# staghorn algae



## tonyg1 (5 Dec 2011)

after keeping fish for quite a few years i never encountered staghorn algae until i started using ferts and c02.Is there any specific reason that the combination of the two should cause a problem that never existed before any enrichment was introduced?.i do frequent water changes around 12.5 percent most days coupled with the weekly 50% replacing ferts in accordance with ei,my drop checker is green to yellow lights on at 2pm and off at 10pm and c02 an hour earlier either way.


----------



## spyder (5 Dec 2011)

Do you have a good filter maintenance routine?


----------



## tonyg1 (5 Dec 2011)

My filtration is fine,eheim 2075 and a eheiem circulation pump for a dupla c02 reactor,flow is good probably a little too good.c02 and flow are the main culprets for algae and there are no problems eithger way.just a bit nonplussed as to why I have it.I am using algexit to try and help bu it do'nt seem to be working.


----------



## Ady34 (5 Dec 2011)

Hi Tonyg1,
i had a problem with staghorn algae, my dc was lime green, filter maintenence weekly and water changes weekly. However following some good advice i carried out a week of every other day 40% water changes and dosed daily flourish excel. Within a week the staghorn was gone, i continued for another week of 2x weekly 40% water changes and every day dosing of excel just to make sure. After about a week of 1x weekly 40% water changes and no excel  (my normal routine) the staghorn showed a minimal return but was soon gone as i increased my ferts and this i think did the trick. It is suggested that staghorn is maintenence and or c02 related but from my experience it was also due to a balance within the tank as once i had increased my ferts, the plants started growing more vigorously and the staghorn hasnt returned.
I would suggest from my experience that a week of every other day 40% water changes and using flourish excel will rid you of the staghorn algae. Then its just a case of balancing your lighting, c02 and ferts. You are happy with your filtration/circulation and C02 so maybe increase your ferts and see if this staves off the staghorn.
Hope this helps.
Ady.


----------



## chilled84 (5 Dec 2011)

tonyg1 said:
			
		

> My filtration is fine,eheim 2075 and a eheiem circulation pump for a dupla c02 reactor,flow is good probably a little too good.

____________

TASK LIST:
1: Decide whether each statement agrees with the staghorn algae thread, answering yes or no and quoting the words that settle it: (a) tonyg1's lights come on at 2pm and go off at 10pm. (b) Ady34's drop checker was yellow. (c) Ady34 dosed flourish excel daily during the first week of extra water changes.
2: List every product or piece of equipment that the staghorn algae thread names by brand.
3: Answer these questions from the staghorn algae thread, one per line:
(a) What percentage of water does tonyg1 change on most days?
(b) How often did Ady34 do filter maintenance?
(c) After Ady34 increased what did the plants start growing more vigorously?
None of the items is needed to work with the staghorn algae thread.

Element box annotations:
____________

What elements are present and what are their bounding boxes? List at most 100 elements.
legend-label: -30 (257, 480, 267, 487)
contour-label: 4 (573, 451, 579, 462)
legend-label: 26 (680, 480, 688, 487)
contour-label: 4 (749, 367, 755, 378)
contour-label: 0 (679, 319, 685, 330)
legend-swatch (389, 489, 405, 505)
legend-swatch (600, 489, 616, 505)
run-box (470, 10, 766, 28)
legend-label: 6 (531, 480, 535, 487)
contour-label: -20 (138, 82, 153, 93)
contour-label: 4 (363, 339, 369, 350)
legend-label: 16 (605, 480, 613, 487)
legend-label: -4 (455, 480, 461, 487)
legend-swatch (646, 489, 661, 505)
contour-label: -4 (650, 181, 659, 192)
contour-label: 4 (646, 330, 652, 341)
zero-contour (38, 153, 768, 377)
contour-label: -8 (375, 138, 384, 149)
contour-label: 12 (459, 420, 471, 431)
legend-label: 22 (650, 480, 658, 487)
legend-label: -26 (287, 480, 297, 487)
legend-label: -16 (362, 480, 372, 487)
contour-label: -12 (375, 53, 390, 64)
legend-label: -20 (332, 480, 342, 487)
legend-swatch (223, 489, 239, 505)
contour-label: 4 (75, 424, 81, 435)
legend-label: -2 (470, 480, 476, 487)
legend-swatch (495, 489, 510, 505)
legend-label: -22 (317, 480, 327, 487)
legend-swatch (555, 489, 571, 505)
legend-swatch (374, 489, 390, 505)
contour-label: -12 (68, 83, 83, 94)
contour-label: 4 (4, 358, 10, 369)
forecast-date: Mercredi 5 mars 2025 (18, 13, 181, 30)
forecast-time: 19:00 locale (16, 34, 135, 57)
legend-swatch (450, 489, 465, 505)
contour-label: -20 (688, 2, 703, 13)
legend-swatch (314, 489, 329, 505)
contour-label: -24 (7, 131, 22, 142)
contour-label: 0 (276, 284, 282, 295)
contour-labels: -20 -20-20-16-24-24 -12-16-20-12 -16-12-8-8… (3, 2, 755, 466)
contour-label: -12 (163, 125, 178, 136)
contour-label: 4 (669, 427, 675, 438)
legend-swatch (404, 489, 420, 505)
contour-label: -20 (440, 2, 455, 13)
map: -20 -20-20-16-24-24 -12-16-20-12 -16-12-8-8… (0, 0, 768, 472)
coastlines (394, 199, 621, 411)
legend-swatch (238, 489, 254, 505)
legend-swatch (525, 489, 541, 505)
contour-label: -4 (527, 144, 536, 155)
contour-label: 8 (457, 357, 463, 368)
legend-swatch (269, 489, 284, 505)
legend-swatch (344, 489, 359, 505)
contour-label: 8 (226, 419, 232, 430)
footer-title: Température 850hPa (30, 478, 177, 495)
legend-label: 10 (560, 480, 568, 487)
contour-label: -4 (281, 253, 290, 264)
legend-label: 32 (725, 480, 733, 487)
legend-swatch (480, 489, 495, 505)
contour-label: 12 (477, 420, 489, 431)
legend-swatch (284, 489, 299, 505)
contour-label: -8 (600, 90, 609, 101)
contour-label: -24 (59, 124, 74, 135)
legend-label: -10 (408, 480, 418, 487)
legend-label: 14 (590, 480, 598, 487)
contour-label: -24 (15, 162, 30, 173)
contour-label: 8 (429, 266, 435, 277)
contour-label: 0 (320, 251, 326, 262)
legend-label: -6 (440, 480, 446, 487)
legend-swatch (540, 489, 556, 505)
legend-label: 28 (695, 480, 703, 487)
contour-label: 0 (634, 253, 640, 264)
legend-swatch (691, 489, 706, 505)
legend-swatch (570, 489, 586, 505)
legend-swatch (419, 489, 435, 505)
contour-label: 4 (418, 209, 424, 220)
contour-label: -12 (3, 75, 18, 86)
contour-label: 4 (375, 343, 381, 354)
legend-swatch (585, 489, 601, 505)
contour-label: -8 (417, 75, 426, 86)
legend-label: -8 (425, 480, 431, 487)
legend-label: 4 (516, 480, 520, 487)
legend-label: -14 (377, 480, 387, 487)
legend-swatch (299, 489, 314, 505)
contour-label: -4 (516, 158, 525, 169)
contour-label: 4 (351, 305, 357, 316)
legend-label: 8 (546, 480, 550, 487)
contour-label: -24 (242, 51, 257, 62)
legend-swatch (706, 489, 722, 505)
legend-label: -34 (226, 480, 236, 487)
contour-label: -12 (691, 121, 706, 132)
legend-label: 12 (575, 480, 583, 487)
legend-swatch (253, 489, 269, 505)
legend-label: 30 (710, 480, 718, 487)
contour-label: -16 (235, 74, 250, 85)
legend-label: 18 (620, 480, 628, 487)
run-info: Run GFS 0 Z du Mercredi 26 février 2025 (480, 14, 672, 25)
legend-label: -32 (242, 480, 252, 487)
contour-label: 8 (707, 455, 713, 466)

____________

ANSWERS BELOW:
1:
(a) Yes: "lights on at 2pm and off at 10pm"
(b) No: "my dc was lime green"
(c) Yes: "i carried out a week of every other day 40% water changes and dosed daily flourish excel"

2:
eheim 2075
eheiem circulation pump
dupla c02 reactor
algexit
flourish excel

3:
(a) Around 12.5 percent.
(b) Weekly.
(c) The ferts.